[Recorded data]
--- --- ---

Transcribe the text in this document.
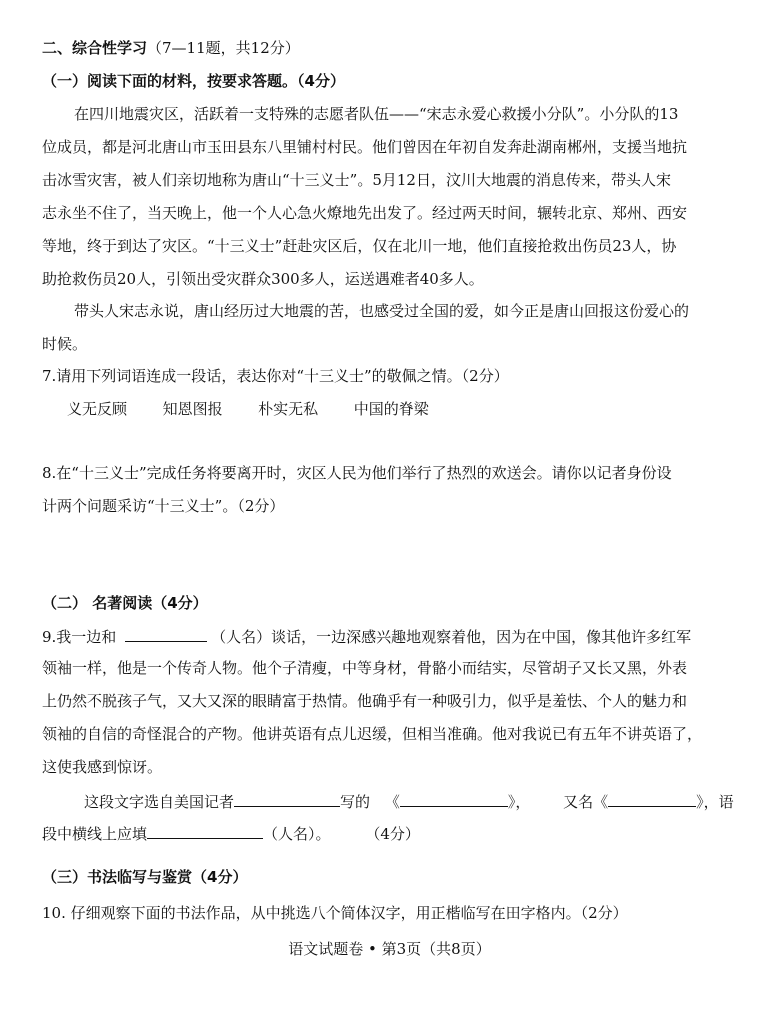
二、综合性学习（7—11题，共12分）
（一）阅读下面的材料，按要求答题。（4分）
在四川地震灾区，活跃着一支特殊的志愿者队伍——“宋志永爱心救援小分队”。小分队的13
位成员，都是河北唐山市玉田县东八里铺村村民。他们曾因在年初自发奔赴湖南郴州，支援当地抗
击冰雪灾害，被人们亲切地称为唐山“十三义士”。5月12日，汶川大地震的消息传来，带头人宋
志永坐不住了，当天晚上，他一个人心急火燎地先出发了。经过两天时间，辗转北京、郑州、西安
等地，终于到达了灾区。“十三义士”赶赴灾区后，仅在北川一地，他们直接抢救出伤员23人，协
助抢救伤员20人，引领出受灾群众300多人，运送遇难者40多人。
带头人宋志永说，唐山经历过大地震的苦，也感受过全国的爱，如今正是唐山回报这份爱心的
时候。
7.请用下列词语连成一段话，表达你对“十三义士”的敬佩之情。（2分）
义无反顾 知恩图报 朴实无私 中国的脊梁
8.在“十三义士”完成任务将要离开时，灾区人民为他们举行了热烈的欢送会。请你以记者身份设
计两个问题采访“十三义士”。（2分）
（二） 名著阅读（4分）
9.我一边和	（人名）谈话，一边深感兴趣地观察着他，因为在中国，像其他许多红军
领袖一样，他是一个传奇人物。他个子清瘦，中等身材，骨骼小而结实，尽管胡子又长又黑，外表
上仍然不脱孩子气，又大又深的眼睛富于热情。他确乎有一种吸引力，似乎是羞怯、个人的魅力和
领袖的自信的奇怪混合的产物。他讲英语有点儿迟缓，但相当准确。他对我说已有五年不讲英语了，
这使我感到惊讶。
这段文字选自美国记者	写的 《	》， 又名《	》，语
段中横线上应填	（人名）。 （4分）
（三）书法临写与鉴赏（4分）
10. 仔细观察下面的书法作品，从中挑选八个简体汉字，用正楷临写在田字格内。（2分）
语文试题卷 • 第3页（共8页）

--- --- ---

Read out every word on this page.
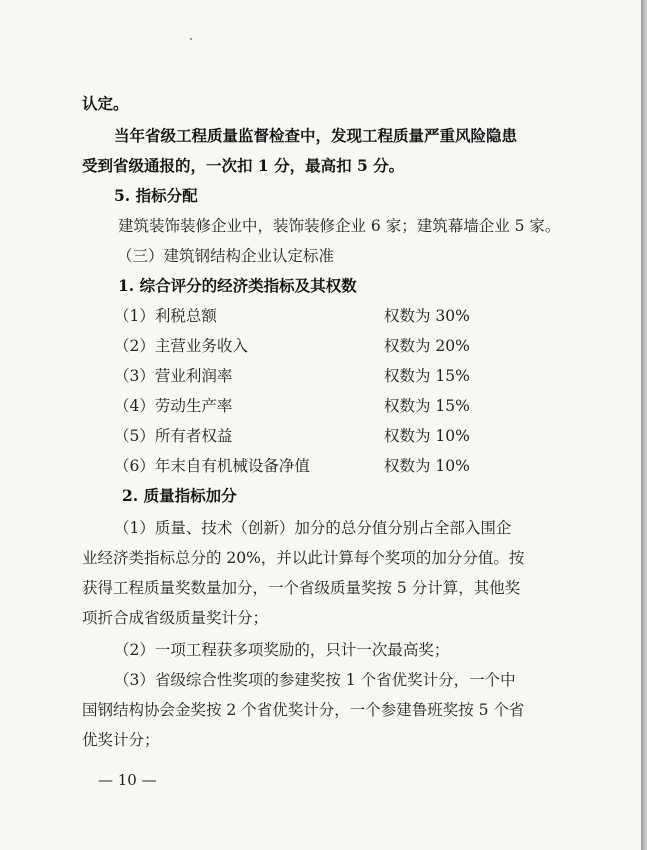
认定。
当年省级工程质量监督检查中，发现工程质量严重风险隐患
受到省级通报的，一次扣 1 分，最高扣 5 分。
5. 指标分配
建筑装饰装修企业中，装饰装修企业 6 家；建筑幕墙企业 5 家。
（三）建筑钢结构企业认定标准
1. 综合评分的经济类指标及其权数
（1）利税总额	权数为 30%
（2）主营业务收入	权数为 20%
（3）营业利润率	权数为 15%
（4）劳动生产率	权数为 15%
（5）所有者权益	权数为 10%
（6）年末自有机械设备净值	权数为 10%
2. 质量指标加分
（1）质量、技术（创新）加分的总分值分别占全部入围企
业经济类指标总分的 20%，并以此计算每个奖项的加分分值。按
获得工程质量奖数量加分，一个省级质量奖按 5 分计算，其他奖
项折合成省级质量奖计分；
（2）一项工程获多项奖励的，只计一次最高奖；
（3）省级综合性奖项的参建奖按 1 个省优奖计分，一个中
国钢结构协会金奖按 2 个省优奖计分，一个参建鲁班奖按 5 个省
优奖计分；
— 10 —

--- --- ---

◆ TASK OBJECTIVE ◆
Check every line of the data, and copy the ones that contain "this".

◆ REPLY TO THE TASK ◆
Transcribe the text in this document.
Read out every word on this page.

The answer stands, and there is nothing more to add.